=== REQUIREMENT ===
From the listing below, extract each line containing the string "xlabel".

· · · · ·

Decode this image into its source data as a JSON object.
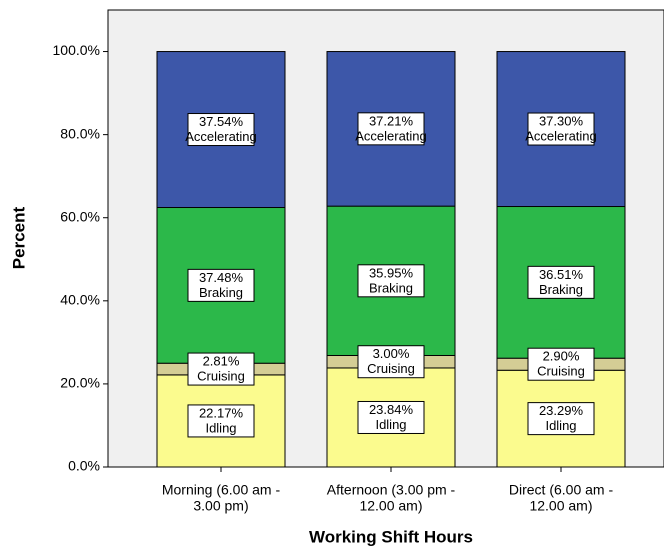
{
  "chart_data": {
    "type": "stacked_bar",
    "categories": [
      [
        "Morning (6.00 am -",
        "3.00 pm)"
      ],
      [
        "Afternoon (3.00 pm -",
        "12.00 am)"
      ],
      [
        "Direct (6.00 am -",
        "12.00 am)"
      ]
    ],
    "series": [
      {
        "name": "Idling",
        "color": "#fbfb8e",
        "values": [
          22.17,
          23.84,
          23.29
        ],
        "value_labels": [
          "22.17%",
          "23.84%",
          "23.29%"
        ]
      },
      {
        "name": "Cruising",
        "color": "#d4cd95",
        "values": [
          2.81,
          3.0,
          2.9
        ],
        "value_labels": [
          "2.81%",
          "3.00%",
          "2.90%"
        ]
      },
      {
        "name": "Braking",
        "color": "#2cb84a",
        "values": [
          37.48,
          35.95,
          36.51
        ],
        "value_labels": [
          "37.48%",
          "35.95%",
          "36.51%"
        ]
      },
      {
        "name": "Accelerating",
        "color": "#3d57a9",
        "values": [
          37.54,
          37.21,
          37.3
        ],
        "value_labels": [
          "37.54%",
          "37.21%",
          "37.30%"
        ]
      }
    ],
    "ylim": [
      0,
      110
    ],
    "yticks": [
      {
        "value": 0,
        "label": "0.0%"
      },
      {
        "value": 20,
        "label": "20.0%"
      },
      {
        "value": 40,
        "label": "40.0%"
      },
      {
        "value": 60,
        "label": "60.0%"
      },
      {
        "value": 80,
        "label": "80.0%"
      },
      {
        "value": 100,
        "label": "100.0%"
      }
    ],
    "ylabel": "Percent",
    "xlabel": "Working Shift Hours"
  }
}
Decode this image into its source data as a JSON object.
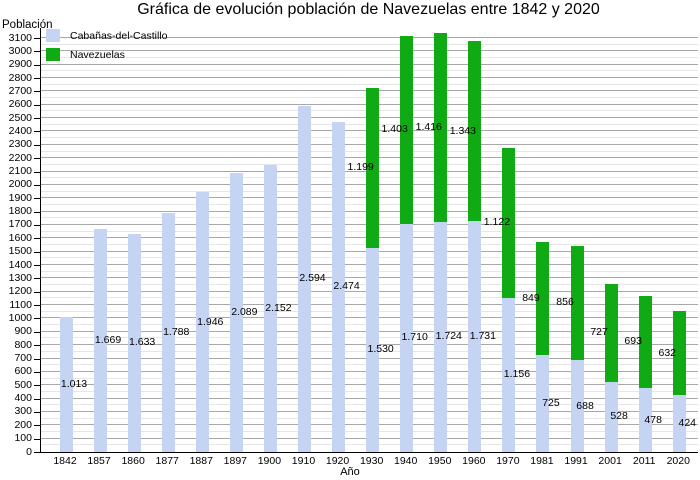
{
  "title": "Gráfica de evolución población de Navezuelas entre 1842 y 2020",
  "y_axis_title": "Población",
  "x_axis_title": "Año",
  "legend": [
    {
      "label": "Cabañas-del-Castillo",
      "color": "#c6d4f4"
    },
    {
      "label": "Navezuelas",
      "color": "#0faa14"
    }
  ],
  "chart_data": {
    "type": "bar",
    "stacked": true,
    "title": "Gráfica de evolución población de Navezuelas entre 1842 y 2020",
    "xlabel": "Año",
    "ylabel": "Población",
    "categories": [
      "1842",
      "1857",
      "1860",
      "1877",
      "1887",
      "1897",
      "1900",
      "1910",
      "1920",
      "1930",
      "1940",
      "1950",
      "1960",
      "1970",
      "1981",
      "1991",
      "2001",
      "2011",
      "2020"
    ],
    "series": [
      {
        "name": "Cabañas-del-Castillo",
        "color": "#c6d4f4",
        "values": [
          1013,
          1669,
          1633,
          1788,
          1946,
          2089,
          2152,
          2594,
          2474,
          1530,
          1710,
          1724,
          1731,
          1156,
          725,
          688,
          528,
          478,
          424
        ],
        "labels": [
          "1.013",
          "1.669",
          "1.633",
          "1.788",
          "1.946",
          "2.089",
          "2.152",
          "2.594",
          "2.474",
          "1.530",
          "1.710",
          "1.724",
          "1.731",
          "1.156",
          "725",
          "688",
          "528",
          "478",
          "424"
        ]
      },
      {
        "name": "Navezuelas",
        "color": "#0faa14",
        "values": [
          0,
          0,
          0,
          0,
          0,
          0,
          0,
          0,
          0,
          1199,
          1403,
          1416,
          1343,
          1122,
          849,
          856,
          727,
          693,
          632
        ],
        "labels": [
          "",
          "",
          "",
          "",
          "",
          "",
          "",
          "",
          "",
          "1.199",
          "1.403",
          "1.416",
          "1.343",
          "1.122",
          "849",
          "856",
          "727",
          "693",
          "632"
        ]
      }
    ],
    "ylim": [
      0,
      3100
    ],
    "ytick_step": 100,
    "minor_grid_step": 50,
    "grid": true,
    "legend_position": "top-left",
    "colors": {
      "grid_major": "#a8a8a8",
      "grid_minor": "#e6e6e6",
      "axis": "#000000",
      "text": "#000000"
    }
  }
}
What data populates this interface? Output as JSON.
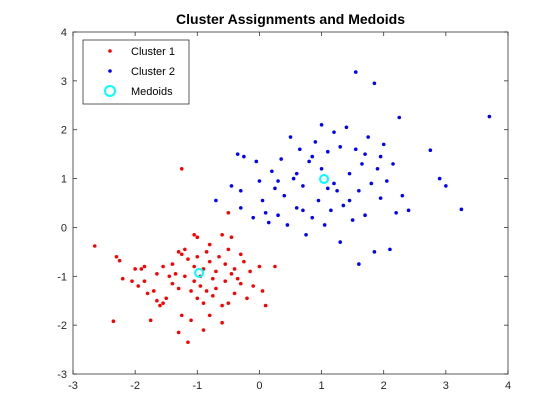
{
  "chart_data": {
    "type": "scatter",
    "title": "Cluster Assignments and Medoids",
    "xlabel": "",
    "ylabel": "",
    "xlim": [
      -3,
      4
    ],
    "ylim": [
      -3,
      4
    ],
    "xticks": [
      -3,
      -2,
      -1,
      0,
      1,
      2,
      3,
      4
    ],
    "yticks": [
      -3,
      -2,
      -1,
      0,
      1,
      2,
      3,
      4
    ],
    "grid": false,
    "legend_position": "top-left",
    "series": [
      {
        "name": "Cluster 1",
        "color": "#ff0000",
        "marker": "dot",
        "points": [
          [
            -2.65,
            -0.38
          ],
          [
            -2.3,
            -0.6
          ],
          [
            -2.25,
            -0.68
          ],
          [
            -2.2,
            -1.05
          ],
          [
            -2.35,
            -1.92
          ],
          [
            -2.05,
            -1.1
          ],
          [
            -1.9,
            -0.85
          ],
          [
            -1.85,
            -0.8
          ],
          [
            -1.85,
            -1.1
          ],
          [
            -1.8,
            -1.35
          ],
          [
            -1.75,
            -1.9
          ],
          [
            -1.7,
            -1.3
          ],
          [
            -1.65,
            -1.5
          ],
          [
            -1.6,
            -1.6
          ],
          [
            -1.55,
            -1.55
          ],
          [
            -1.55,
            -0.8
          ],
          [
            -1.5,
            -1.45
          ],
          [
            -1.45,
            -1.0
          ],
          [
            -1.4,
            -0.75
          ],
          [
            -1.4,
            -1.15
          ],
          [
            -1.35,
            -0.95
          ],
          [
            -1.3,
            -0.5
          ],
          [
            -1.3,
            -1.25
          ],
          [
            -1.3,
            -2.15
          ],
          [
            -1.25,
            -1.8
          ],
          [
            -1.25,
            -0.55
          ],
          [
            -1.2,
            -0.45
          ],
          [
            -1.2,
            -1.0
          ],
          [
            -1.15,
            -0.65
          ],
          [
            -1.15,
            -2.35
          ],
          [
            -1.1,
            -1.3
          ],
          [
            -1.1,
            -1.9
          ],
          [
            -1.05,
            -1.1
          ],
          [
            -1.05,
            -0.8
          ],
          [
            -1.0,
            -0.6
          ],
          [
            -1.0,
            -1.45
          ],
          [
            -1.0,
            -0.2
          ],
          [
            -0.95,
            -1.2
          ],
          [
            -0.95,
            -1.0
          ],
          [
            -0.9,
            -0.85
          ],
          [
            -0.9,
            -1.55
          ],
          [
            -0.9,
            -2.1
          ],
          [
            -0.85,
            -0.5
          ],
          [
            -0.85,
            -1.3
          ],
          [
            -0.8,
            -0.7
          ],
          [
            -0.8,
            -1.8
          ],
          [
            -0.75,
            -1.05
          ],
          [
            -0.75,
            -1.4
          ],
          [
            -0.7,
            -0.9
          ],
          [
            -0.7,
            -1.25
          ],
          [
            -0.65,
            -0.6
          ],
          [
            -0.6,
            -1.6
          ],
          [
            -0.6,
            -1.95
          ],
          [
            -0.55,
            -0.75
          ],
          [
            -0.55,
            -1.1
          ],
          [
            -0.5,
            -0.45
          ],
          [
            -0.5,
            -1.55
          ],
          [
            -0.45,
            -0.2
          ],
          [
            -0.45,
            -0.95
          ],
          [
            -0.4,
            -0.85
          ],
          [
            -0.4,
            -1.35
          ],
          [
            -0.35,
            -1.05
          ],
          [
            -0.3,
            -0.55
          ],
          [
            -0.25,
            -0.7
          ],
          [
            -0.2,
            -1.45
          ],
          [
            -0.15,
            -0.9
          ],
          [
            -0.1,
            -1.2
          ],
          [
            0.0,
            -0.8
          ],
          [
            0.05,
            -1.3
          ],
          [
            0.1,
            -1.6
          ],
          [
            -1.25,
            1.2
          ],
          [
            -0.5,
            0.3
          ],
          [
            -0.8,
            -0.35
          ],
          [
            -1.05,
            -0.15
          ],
          [
            -1.65,
            -0.95
          ],
          [
            -2.0,
            -0.85
          ],
          [
            -1.95,
            -1.2
          ],
          [
            -0.6,
            -0.15
          ],
          [
            0.25,
            -0.8
          ],
          [
            -0.3,
            -1.15
          ]
        ]
      },
      {
        "name": "Cluster 2",
        "color": "#0000ff",
        "marker": "dot",
        "points": [
          [
            -0.7,
            0.55
          ],
          [
            -0.45,
            0.85
          ],
          [
            -0.35,
            1.5
          ],
          [
            -0.3,
            0.75
          ],
          [
            -0.25,
            1.45
          ],
          [
            -0.3,
            0.4
          ],
          [
            -0.1,
            0.2
          ],
          [
            -0.05,
            1.35
          ],
          [
            0.0,
            0.95
          ],
          [
            0.05,
            0.55
          ],
          [
            0.1,
            0.3
          ],
          [
            0.15,
            0.1
          ],
          [
            0.2,
            1.15
          ],
          [
            0.25,
            0.8
          ],
          [
            0.3,
            0.25
          ],
          [
            0.35,
            1.4
          ],
          [
            0.4,
            0.65
          ],
          [
            0.45,
            0.05
          ],
          [
            0.5,
            1.85
          ],
          [
            0.55,
            1.0
          ],
          [
            0.6,
            0.4
          ],
          [
            0.65,
            1.6
          ],
          [
            0.7,
            0.85
          ],
          [
            0.75,
            -0.15
          ],
          [
            0.8,
            1.35
          ],
          [
            0.85,
            0.2
          ],
          [
            0.9,
            1.75
          ],
          [
            0.95,
            0.55
          ],
          [
            1.0,
            2.1
          ],
          [
            1.0,
            1.2
          ],
          [
            1.05,
            0.05
          ],
          [
            1.1,
            1.55
          ],
          [
            1.15,
            0.35
          ],
          [
            1.2,
            1.95
          ],
          [
            1.25,
            0.75
          ],
          [
            1.3,
            -0.3
          ],
          [
            1.3,
            1.65
          ],
          [
            1.35,
            0.45
          ],
          [
            1.4,
            2.05
          ],
          [
            1.45,
            1.1
          ],
          [
            1.5,
            0.15
          ],
          [
            1.55,
            3.18
          ],
          [
            1.55,
            1.6
          ],
          [
            1.6,
            0.75
          ],
          [
            1.6,
            -0.75
          ],
          [
            1.65,
            1.3
          ],
          [
            1.7,
            0.25
          ],
          [
            1.75,
            1.85
          ],
          [
            1.8,
            0.9
          ],
          [
            1.85,
            -0.5
          ],
          [
            1.85,
            2.95
          ],
          [
            1.9,
            1.2
          ],
          [
            1.95,
            0.6
          ],
          [
            2.0,
            1.7
          ],
          [
            2.05,
            0.95
          ],
          [
            2.1,
            -0.45
          ],
          [
            2.15,
            1.3
          ],
          [
            2.2,
            0.3
          ],
          [
            2.25,
            2.25
          ],
          [
            2.3,
            0.65
          ],
          [
            2.4,
            0.35
          ],
          [
            2.75,
            1.58
          ],
          [
            2.9,
            1.0
          ],
          [
            3.0,
            0.85
          ],
          [
            3.25,
            0.37
          ],
          [
            3.7,
            2.27
          ],
          [
            0.3,
            0.95
          ],
          [
            0.6,
            1.1
          ],
          [
            1.2,
            0.9
          ],
          [
            1.45,
            0.55
          ],
          [
            0.85,
            1.45
          ],
          [
            1.95,
            1.45
          ],
          [
            0.7,
            0.35
          ],
          [
            1.1,
            0.8
          ],
          [
            1.7,
            1.5
          ]
        ]
      },
      {
        "name": "Medoids",
        "color": "#00ffff",
        "marker": "circle",
        "points": [
          [
            -0.97,
            -0.93
          ],
          [
            1.04,
            0.99
          ]
        ]
      }
    ]
  }
}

· · · · ·

=== FINAL RESULT ===
    "xlabel": "Working Shift Hours"
    "xlabel": "Año",
    "xlabel": "",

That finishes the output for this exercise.